> **GOAL OF THE EXERCISE**: Write out each line exactly as it stands, please.

> **RECORD LIST**:
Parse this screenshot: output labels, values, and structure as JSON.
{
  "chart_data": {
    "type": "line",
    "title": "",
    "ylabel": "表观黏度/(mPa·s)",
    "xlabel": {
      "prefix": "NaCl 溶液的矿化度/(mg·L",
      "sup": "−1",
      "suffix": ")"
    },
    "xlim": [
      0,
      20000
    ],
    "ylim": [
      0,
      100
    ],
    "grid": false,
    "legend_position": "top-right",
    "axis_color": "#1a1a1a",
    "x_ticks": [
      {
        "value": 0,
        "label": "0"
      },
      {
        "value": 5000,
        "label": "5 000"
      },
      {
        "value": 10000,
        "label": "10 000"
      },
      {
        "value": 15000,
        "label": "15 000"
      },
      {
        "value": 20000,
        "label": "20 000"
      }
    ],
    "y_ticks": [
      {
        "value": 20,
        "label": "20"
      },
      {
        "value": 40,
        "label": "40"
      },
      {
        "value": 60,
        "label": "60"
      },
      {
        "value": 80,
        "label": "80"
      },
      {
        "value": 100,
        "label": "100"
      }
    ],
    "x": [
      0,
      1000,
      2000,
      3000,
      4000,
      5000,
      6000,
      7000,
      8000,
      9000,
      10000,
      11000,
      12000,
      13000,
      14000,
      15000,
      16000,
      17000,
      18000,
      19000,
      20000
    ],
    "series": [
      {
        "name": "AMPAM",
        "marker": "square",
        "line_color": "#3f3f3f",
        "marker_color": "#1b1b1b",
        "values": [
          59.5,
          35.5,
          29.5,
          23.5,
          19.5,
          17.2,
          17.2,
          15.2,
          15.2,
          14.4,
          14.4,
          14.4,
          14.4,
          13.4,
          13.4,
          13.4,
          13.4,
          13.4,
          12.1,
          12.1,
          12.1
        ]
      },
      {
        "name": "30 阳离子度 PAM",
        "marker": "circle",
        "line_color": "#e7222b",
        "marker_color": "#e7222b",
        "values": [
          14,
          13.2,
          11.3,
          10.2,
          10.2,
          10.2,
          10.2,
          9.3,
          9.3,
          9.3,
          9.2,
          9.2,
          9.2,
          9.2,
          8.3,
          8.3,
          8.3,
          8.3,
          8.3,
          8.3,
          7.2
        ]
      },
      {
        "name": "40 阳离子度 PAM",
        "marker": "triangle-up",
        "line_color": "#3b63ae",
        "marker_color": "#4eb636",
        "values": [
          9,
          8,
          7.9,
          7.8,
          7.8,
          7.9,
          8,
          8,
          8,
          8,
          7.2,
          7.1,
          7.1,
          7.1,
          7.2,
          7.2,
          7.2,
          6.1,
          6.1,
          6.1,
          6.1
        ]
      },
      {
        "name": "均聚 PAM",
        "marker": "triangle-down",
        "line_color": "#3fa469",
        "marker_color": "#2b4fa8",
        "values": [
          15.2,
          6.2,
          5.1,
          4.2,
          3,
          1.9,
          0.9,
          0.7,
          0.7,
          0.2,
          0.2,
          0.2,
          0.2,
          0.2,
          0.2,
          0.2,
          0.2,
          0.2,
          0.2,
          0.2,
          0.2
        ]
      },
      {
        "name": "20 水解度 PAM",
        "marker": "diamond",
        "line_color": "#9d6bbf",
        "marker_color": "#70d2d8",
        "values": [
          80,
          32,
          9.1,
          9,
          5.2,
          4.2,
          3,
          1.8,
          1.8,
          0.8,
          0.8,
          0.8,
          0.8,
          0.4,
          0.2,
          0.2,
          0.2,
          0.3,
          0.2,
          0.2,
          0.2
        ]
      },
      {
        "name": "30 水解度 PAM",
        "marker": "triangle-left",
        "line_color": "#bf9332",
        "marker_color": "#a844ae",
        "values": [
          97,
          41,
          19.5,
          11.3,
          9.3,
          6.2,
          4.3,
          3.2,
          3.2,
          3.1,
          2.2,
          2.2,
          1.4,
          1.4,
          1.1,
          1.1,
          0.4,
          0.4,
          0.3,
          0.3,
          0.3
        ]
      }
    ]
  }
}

> **TASK OUTPUT**:
Parse this screenshot: output labels, values, and structure as JSON.
{
  "chart_data": {
    "type": "line",
    "title": "",
    "ylabel": "表观黏度/(mPa·s)",
    "xlabel": {
      "prefix": "NaCl 溶液的矿化度/(mg·L",
      "sup": "−1",
      "suffix": ")"
    },
    "xlim": [
      0,
      20000
    ],
    "ylim": [
      0,
      100
    ],
    "grid": false,
    "legend_position": "top-right",
    "axis_color": "#1a1a1a",
    "x_ticks": [
      {
        "value": 0,
        "label": "0"
      },
      {
        "value": 5000,
        "label": "5 000"
      },
      {
        "value": 10000,
        "label": "10 000"
      },
      {
        "value": 15000,
        "label": "15 000"
      },
      {
        "value": 20000,
        "label": "20 000"
      }
    ],
    "y_ticks": [
      {
        "value": 20,
        "label": "20"
      },
      {
        "value": 40,
        "label": "40"
      },
      {
        "value": 60,
        "label": "60"
      },
      {
        "value": 80,
        "label": "80"
      },
      {
        "value": 100,
        "label": "100"
      }
    ],
    "x": [
      0,
      1000,
      2000,
      3000,
      4000,
      5000,
      6000,
      7000,
      8000,
      9000,
      10000,
      11000,
      12000,
      13000,
      14000,
      15000,
      16000,
      17000,
      18000,
      19000,
      20000
    ],
    "series": [
      {
        "name": "AMPAM",
        "marker": "square",
        "line_color": "#3f3f3f",
        "marker_color": "#1b1b1b",
        "values": [
          59.5,
          35.5,
          29.5,
          23.5,
          19.5,
          17.2,
          17.2,
          15.2,
          15.2,
          14.4,
          14.4,
          14.4,
          14.4,
          13.4,
          13.4,
          13.4,
          13.4,
          13.4,
          12.1,
          12.1,
          12.1
        ]
      },
      {
        "name": "30 阳离子度 PAM",
        "marker": "circle",
        "line_color": "#e7222b",
        "marker_color": "#e7222b",
        "values": [
          14,
          13.2,
          11.3,
          10.2,
          10.2,
          10.2,
          10.2,
          9.3,
          9.3,
          9.3,
          9.2,
          9.2,
          9.2,
          9.2,
          8.3,
          8.3,
          8.3,
          8.3,
          8.3,
          8.3,
          7.2
        ]
      },
      {
        "name": "40 阳离子度 PAM",
        "marker": "triangle-up",
        "line_color": "#3b63ae",
        "marker_color": "#4eb636",
        "values": [
          9,
          8,
          7.9,
          7.8,
          7.8,
          7.9,
          8,
          8,
          8,
          8,
          7.2,
          7.1,
          7.1,
          7.1,
          7.2,
          7.2,
          7.2,
          6.1,
          6.1,
          6.1,
          6.1
        ]
      },
      {
        "name": "均聚 PAM",
        "marker": "triangle-down",
        "line_color": "#3fa469",
        "marker_color": "#2b4fa8",
        "values": [
          15.2,
          6.2,
          5.1,
          4.2,
          3,
          1.9,
          0.9,
          0.7,
          0.7,
          0.2,
          0.2,
          0.2,
          0.2,
          0.2,
          0.2,
          0.2,
          0.2,
          0.2,
          0.2,
          0.2,
          0.2
        ]
      },
      {
        "name": "20 水解度 PAM",
        "marker": "diamond",
        "line_color": "#9d6bbf",
        "marker_color": "#70d2d8",
        "values": [
          80,
          32,
          9.1,
          9,
          5.2,
          4.2,
          3,
          1.8,
          1.8,
          0.8,
          0.8,
          0.8,
          0.8,
          0.4,
          0.2,
          0.2,
          0.2,
          0.3,
          0.2,
          0.2,
          0.2
        ]
      },
      {
        "name": "30 水解度 PAM",
        "marker": "triangle-left",
        "line_color": "#bf9332",
        "marker_color": "#a844ae",
        "values": [
          97,
          41,
          19.5,
          11.3,
          9.3,
          6.2,
          4.3,
          3.2,
          3.2,
          3.1,
          2.2,
          2.2,
          1.4,
          1.4,
          1.1,
          1.1,
          0.4,
          0.4,
          0.3,
          0.3,
          0.3
        ]
      }
    ]
  }
}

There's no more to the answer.